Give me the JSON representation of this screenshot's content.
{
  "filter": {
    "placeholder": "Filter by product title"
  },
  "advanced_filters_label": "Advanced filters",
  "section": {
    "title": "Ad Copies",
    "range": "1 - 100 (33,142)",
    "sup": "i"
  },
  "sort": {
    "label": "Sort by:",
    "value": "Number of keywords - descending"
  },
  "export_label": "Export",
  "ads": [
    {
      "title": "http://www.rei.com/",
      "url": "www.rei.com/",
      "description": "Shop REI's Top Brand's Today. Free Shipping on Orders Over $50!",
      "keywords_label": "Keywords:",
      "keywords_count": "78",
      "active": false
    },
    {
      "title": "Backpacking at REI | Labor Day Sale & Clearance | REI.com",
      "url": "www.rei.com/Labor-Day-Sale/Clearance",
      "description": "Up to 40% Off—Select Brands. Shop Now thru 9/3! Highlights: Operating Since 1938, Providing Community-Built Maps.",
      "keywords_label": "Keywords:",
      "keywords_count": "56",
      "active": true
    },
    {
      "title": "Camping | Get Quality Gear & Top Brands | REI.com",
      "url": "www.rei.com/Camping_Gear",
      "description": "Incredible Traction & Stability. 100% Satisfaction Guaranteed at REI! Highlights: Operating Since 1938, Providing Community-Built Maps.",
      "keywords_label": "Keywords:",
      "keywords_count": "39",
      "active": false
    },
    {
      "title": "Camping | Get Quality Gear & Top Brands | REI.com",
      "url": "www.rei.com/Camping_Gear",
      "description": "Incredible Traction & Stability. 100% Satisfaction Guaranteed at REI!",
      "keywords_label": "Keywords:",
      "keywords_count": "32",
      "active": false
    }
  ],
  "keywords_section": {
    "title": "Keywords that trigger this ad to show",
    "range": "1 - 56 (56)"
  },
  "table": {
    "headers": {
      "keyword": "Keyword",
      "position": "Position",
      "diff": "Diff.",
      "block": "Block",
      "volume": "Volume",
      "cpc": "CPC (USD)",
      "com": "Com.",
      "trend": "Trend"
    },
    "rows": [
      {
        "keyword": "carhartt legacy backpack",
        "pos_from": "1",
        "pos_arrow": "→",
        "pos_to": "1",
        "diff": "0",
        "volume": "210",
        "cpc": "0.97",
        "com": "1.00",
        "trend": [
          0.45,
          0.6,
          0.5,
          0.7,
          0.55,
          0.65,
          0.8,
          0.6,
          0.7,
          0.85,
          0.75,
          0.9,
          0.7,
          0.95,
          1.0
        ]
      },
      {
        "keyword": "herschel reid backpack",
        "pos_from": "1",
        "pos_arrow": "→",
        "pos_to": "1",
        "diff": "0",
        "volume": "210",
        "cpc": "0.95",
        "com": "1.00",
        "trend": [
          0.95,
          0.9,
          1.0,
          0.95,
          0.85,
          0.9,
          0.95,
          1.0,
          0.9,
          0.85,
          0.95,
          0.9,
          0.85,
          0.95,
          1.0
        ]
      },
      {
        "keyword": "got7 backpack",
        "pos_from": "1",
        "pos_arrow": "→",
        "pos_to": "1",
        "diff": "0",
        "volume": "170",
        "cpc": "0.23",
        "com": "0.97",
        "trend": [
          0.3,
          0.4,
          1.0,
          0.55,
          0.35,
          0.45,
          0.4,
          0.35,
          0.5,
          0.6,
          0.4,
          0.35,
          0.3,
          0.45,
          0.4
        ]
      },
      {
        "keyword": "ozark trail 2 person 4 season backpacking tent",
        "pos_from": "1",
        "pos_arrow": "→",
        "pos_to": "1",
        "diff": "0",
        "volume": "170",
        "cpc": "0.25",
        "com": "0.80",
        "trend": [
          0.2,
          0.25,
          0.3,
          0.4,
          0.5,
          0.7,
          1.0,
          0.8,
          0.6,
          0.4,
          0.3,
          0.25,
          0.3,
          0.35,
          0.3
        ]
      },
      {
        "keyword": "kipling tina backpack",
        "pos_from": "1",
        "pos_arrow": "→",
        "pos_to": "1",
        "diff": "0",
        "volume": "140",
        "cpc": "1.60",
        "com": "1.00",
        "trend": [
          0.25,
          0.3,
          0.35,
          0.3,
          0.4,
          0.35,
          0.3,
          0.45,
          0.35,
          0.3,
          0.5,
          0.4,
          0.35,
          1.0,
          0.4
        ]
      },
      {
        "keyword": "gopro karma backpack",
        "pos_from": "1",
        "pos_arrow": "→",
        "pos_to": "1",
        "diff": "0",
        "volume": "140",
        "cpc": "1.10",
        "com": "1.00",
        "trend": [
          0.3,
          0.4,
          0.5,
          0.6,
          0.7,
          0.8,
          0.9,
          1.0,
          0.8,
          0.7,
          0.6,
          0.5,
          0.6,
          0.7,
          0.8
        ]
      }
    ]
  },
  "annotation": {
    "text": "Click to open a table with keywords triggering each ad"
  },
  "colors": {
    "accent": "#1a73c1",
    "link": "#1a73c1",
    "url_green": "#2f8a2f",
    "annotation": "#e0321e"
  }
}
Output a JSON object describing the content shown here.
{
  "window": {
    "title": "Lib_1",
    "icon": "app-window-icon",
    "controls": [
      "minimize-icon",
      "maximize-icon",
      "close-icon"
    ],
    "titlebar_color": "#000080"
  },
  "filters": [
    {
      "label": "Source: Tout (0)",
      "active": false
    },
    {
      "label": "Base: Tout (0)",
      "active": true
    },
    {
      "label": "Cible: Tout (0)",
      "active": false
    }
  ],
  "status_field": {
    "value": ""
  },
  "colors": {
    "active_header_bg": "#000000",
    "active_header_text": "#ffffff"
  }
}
□ □ □ □
What you need to do
Across the records above, count the lines holding "JSON" and reply with that number alone.

Expected answer
2